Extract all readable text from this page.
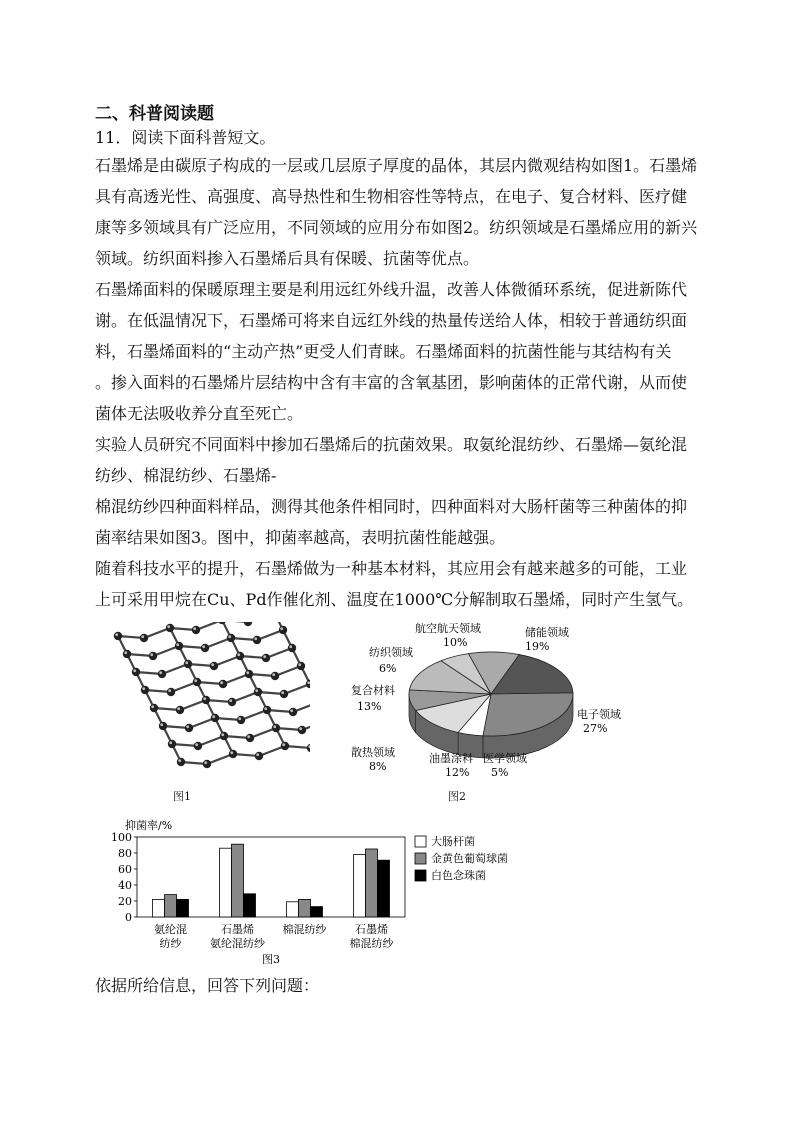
二、科普阅读题
11．阅读下面科普短文。
石墨烯是由碳原子构成的一层或几层原子厚度的晶体，其层内微观结构如图1。石墨烯
具有高透光性、高强度、高导热性和生物相容性等特点，在电子、复合材料、医疗健
康等多领域具有广泛应用，不同领域的应用分布如图2。纺织领域是石墨烯应用的新兴
领域。纺织面料掺入石墨烯后具有保暖、抗菌等优点。
石墨烯面料的保暖原理主要是利用远红外线升温，改善人体微循环系统，促进新陈代
谢。在低温情况下，石墨烯可将来自远红外线的热量传送给人体，相较于普通纺织面
料，石墨烯面料的“主动产热”更受人们青睐。石墨烯面料的抗菌性能与其结构有关
。掺入面料的石墨烯片层结构中含有丰富的含氧基团，影响菌体的正常代谢，从而使
菌体无法吸收养分直至死亡。
实验人员研究不同面料中掺加石墨烯后的抗菌效果。取氨纶混纺纱、石墨烯—氨纶混
纺纱、棉混纺纱、石墨烯-
棉混纺纱四种面料样品，测得其他条件相同时，四种面料对大肠杆菌等三种菌体的抑
菌率结果如图3。图中，抑菌率越高，表明抗菌性能越强。
随着科技水平的提升，石墨烯做为一种基本材料，其应用会有越来越多的可能，工业
上可采用甲烷在Cu、Pd作催化剂、温度在1000℃分解制取石墨烯，同时产生氢气。
图1
储能领域
19%
电子领域
27%
医学领域
5%
油墨涂料
12%
散热领域
8%
复合材料
13%
纺织领域
6%
航空航天领域
10%
图2
抑菌率/%
0
20
40
60
80
100
氨纶混
纺纱
石墨烯
氨纶混纺纱
棉混纺纱	石墨烯
棉混纺纱
图3
大肠杆菌
金黄色葡萄球菌
白色念珠菌
依据所给信息，回答下列问题：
§ §
Objective. Reproduce all of the material above word for word. Omit the pictures.

Answer below.
Extract all readable text from this page.
二、科普阅读题
11．阅读下面科普短文。
石墨烯是由碳原子构成的一层或几层原子厚度的晶体，其层内微观结构如图1。石墨烯
具有高透光性、高强度、高导热性和生物相容性等特点，在电子、复合材料、医疗健
康等多领域具有广泛应用，不同领域的应用分布如图2。纺织领域是石墨烯应用的新兴
领域。纺织面料掺入石墨烯后具有保暖、抗菌等优点。
石墨烯面料的保暖原理主要是利用远红外线升温，改善人体微循环系统，促进新陈代
谢。在低温情况下，石墨烯可将来自远红外线的热量传送给人体，相较于普通纺织面
料，石墨烯面料的“主动产热”更受人们青睐。石墨烯面料的抗菌性能与其结构有关
。掺入面料的石墨烯片层结构中含有丰富的含氧基团，影响菌体的正常代谢，从而使
菌体无法吸收养分直至死亡。
实验人员研究不同面料中掺加石墨烯后的抗菌效果。取氨纶混纺纱、石墨烯—氨纶混
纺纱、棉混纺纱、石墨烯-
棉混纺纱四种面料样品，测得其他条件相同时，四种面料对大肠杆菌等三种菌体的抑
菌率结果如图3。图中，抑菌率越高，表明抗菌性能越强。
随着科技水平的提升，石墨烯做为一种基本材料，其应用会有越来越多的可能，工业
上可采用甲烷在Cu、Pd作催化剂、温度在1000℃分解制取石墨烯，同时产生氢气。
图1
储能领域
19%
电子领域
27%
医学领域
5%
油墨涂料
12%
散热领域
8%
复合材料
13%
纺织领域
6%
航空航天领域
10%
图2
抑菌率/%
0
20
40
60
80
100
氨纶混
纺纱
石墨烯
氨纶混纺纱
棉混纺纱	石墨烯
棉混纺纱
图3
大肠杆菌
金黄色葡萄球菌
白色念珠菌
依据所给信息，回答下列问题：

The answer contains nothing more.